___ Data supplied

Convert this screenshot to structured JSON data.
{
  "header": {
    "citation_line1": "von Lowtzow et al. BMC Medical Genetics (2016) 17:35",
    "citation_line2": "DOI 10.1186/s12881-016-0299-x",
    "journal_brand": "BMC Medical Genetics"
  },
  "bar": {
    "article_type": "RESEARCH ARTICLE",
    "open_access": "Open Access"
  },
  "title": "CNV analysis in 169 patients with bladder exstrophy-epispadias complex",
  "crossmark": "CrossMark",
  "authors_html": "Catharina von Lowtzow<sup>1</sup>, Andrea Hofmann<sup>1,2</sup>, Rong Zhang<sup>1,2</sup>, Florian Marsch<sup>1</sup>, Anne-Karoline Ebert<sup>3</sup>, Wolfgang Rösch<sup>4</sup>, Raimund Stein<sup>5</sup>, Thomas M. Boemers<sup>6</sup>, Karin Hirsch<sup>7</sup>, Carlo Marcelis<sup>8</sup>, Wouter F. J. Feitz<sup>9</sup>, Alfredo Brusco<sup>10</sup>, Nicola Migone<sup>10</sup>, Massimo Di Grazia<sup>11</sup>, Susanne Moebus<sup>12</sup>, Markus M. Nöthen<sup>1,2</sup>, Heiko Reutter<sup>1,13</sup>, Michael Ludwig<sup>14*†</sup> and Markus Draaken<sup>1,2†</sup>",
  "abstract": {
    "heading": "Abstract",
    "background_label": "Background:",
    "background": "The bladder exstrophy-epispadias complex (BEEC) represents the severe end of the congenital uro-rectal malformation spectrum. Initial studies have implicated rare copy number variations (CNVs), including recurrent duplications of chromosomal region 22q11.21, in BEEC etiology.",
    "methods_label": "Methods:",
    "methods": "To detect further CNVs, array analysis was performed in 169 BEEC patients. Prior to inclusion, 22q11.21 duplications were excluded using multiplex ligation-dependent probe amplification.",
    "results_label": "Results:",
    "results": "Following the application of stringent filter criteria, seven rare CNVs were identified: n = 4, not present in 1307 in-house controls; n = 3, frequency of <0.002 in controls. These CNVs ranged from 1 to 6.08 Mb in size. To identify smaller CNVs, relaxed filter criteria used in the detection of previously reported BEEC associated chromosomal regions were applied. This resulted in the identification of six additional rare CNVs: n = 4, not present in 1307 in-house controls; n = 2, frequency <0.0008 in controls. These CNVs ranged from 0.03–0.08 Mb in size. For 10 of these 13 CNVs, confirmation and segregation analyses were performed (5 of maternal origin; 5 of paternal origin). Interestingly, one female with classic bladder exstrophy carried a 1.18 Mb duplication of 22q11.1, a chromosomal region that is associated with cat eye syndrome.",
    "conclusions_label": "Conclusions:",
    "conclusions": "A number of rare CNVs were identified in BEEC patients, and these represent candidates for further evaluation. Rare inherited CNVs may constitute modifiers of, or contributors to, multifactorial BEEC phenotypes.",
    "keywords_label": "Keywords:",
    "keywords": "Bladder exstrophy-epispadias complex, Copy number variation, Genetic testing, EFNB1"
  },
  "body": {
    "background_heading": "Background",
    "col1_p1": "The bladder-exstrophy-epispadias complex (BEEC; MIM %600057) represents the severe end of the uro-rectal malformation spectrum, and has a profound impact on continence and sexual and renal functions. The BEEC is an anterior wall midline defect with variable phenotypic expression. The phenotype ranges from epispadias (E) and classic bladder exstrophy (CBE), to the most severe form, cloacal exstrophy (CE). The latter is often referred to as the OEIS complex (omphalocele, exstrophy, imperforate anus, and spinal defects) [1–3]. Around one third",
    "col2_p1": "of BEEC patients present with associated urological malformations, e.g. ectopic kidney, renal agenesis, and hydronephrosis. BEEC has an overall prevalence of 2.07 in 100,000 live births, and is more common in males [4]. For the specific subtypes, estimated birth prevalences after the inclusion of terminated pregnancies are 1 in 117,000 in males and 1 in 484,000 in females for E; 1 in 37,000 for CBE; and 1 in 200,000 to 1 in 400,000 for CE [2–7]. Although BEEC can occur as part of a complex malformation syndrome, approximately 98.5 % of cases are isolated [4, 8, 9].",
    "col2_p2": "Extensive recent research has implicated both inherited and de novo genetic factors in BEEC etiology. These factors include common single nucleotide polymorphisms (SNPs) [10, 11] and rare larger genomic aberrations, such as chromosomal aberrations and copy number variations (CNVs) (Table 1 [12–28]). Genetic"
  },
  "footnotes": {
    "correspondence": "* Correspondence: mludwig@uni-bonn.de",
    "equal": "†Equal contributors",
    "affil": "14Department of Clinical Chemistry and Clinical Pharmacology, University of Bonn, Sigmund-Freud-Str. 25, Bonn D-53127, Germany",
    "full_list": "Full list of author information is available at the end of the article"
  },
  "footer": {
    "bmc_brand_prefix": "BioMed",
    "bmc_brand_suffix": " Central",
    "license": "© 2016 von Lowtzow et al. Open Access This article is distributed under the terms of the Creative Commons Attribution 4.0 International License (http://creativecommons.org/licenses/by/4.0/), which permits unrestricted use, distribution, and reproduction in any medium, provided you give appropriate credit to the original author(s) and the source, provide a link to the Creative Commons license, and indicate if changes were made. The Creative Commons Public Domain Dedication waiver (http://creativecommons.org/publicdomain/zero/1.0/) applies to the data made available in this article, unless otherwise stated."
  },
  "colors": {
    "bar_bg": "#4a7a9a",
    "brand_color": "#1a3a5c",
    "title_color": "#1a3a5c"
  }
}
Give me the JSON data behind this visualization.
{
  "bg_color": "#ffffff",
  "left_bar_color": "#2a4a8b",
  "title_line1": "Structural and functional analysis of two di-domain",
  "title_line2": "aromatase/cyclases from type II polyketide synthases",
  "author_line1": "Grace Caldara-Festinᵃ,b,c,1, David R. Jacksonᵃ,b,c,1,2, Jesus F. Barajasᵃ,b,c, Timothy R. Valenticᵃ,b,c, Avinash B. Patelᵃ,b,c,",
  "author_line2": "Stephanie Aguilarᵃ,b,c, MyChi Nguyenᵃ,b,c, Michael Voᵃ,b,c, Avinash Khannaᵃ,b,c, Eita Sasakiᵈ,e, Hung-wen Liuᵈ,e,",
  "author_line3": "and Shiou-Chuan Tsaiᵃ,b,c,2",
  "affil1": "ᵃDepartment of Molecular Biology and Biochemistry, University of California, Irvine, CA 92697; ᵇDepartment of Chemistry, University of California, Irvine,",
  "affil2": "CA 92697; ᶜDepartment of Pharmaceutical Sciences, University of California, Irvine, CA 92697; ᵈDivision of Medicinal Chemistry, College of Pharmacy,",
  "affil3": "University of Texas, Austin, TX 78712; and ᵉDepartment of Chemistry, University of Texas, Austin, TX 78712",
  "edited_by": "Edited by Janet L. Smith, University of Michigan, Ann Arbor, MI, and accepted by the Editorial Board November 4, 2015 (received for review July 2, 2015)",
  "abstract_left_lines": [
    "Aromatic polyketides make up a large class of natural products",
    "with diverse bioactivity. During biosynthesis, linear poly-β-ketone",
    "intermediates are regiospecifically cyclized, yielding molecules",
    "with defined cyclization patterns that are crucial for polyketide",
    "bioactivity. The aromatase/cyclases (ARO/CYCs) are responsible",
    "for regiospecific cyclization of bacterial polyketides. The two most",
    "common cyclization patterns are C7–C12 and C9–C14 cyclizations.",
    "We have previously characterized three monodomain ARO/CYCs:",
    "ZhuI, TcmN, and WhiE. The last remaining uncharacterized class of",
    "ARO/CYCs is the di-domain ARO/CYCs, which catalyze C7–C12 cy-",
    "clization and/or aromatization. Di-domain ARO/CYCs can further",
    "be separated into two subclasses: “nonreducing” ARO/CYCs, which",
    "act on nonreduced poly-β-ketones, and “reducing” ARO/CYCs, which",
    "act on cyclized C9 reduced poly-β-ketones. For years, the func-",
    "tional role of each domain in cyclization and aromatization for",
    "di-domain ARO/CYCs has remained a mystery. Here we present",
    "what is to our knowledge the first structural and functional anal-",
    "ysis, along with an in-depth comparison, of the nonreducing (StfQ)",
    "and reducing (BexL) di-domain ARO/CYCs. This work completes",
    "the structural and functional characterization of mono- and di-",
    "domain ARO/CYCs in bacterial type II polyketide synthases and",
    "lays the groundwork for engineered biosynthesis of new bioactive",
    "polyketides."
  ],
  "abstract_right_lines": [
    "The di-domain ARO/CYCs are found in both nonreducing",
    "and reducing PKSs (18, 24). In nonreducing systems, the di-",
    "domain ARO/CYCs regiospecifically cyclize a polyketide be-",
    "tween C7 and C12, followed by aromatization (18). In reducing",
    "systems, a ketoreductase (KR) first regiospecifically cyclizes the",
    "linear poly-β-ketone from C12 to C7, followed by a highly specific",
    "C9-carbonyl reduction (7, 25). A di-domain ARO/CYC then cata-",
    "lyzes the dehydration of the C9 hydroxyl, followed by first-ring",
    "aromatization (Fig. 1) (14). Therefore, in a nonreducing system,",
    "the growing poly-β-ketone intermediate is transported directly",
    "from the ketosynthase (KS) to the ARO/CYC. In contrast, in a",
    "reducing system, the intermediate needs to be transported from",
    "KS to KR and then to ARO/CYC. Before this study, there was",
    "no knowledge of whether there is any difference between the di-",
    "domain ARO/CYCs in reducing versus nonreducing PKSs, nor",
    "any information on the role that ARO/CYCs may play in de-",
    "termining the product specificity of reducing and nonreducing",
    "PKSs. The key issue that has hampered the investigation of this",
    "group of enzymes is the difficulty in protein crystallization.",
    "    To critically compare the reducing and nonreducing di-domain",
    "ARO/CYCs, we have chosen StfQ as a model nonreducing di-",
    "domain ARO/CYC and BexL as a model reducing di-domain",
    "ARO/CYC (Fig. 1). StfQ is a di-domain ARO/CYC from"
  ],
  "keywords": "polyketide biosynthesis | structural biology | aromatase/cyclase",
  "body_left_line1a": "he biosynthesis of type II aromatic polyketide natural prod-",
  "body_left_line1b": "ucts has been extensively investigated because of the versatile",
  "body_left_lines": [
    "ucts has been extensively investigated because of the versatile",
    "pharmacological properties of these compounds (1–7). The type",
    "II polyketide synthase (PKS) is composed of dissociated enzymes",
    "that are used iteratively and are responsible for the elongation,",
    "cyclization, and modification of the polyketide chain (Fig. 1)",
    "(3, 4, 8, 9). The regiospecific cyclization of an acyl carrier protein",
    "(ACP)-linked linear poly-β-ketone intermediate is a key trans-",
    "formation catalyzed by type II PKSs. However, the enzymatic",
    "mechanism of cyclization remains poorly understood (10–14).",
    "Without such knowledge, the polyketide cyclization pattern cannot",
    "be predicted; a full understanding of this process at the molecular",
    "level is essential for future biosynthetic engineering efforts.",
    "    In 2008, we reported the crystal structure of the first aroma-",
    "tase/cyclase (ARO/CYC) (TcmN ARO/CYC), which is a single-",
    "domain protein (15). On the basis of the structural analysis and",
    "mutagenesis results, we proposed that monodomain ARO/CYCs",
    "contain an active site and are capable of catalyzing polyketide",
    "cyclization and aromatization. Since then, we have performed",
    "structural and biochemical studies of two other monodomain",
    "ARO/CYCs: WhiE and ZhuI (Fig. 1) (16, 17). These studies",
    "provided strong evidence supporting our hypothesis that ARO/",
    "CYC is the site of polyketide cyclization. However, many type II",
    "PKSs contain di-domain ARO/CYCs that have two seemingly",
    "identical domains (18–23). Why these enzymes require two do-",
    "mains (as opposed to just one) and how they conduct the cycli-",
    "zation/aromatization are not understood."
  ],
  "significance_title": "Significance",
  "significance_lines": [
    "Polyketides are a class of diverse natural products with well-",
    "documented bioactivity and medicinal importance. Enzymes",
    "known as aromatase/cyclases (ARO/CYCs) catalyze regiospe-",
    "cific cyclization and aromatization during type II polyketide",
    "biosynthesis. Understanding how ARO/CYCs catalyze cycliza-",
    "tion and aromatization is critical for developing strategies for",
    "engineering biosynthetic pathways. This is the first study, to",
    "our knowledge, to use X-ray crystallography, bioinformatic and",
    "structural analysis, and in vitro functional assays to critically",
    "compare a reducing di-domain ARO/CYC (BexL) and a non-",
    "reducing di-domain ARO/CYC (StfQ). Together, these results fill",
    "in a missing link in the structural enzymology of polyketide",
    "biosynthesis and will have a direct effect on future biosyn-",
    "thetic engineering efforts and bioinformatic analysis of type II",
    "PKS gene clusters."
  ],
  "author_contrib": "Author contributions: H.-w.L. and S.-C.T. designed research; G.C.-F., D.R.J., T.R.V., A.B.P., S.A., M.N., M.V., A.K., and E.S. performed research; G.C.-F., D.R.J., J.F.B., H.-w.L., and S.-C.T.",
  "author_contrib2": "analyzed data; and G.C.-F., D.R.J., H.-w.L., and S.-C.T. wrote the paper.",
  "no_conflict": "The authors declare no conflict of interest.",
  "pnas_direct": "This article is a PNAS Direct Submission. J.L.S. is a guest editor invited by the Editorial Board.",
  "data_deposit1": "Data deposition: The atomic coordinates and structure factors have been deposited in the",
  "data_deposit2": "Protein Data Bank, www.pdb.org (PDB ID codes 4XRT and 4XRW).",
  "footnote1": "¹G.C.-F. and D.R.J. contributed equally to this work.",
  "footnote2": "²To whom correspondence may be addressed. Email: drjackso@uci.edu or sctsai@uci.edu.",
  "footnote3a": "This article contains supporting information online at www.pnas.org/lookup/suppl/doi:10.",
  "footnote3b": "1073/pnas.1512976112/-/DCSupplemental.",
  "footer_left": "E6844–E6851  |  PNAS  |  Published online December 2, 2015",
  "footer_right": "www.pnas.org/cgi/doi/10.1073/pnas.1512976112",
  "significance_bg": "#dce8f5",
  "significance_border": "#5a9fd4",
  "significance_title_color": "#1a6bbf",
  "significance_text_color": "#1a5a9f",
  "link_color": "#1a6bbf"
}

______

Aim of the exercise: One number should be returned: how many lines in the records contain the word "StfQ".

Answer: 4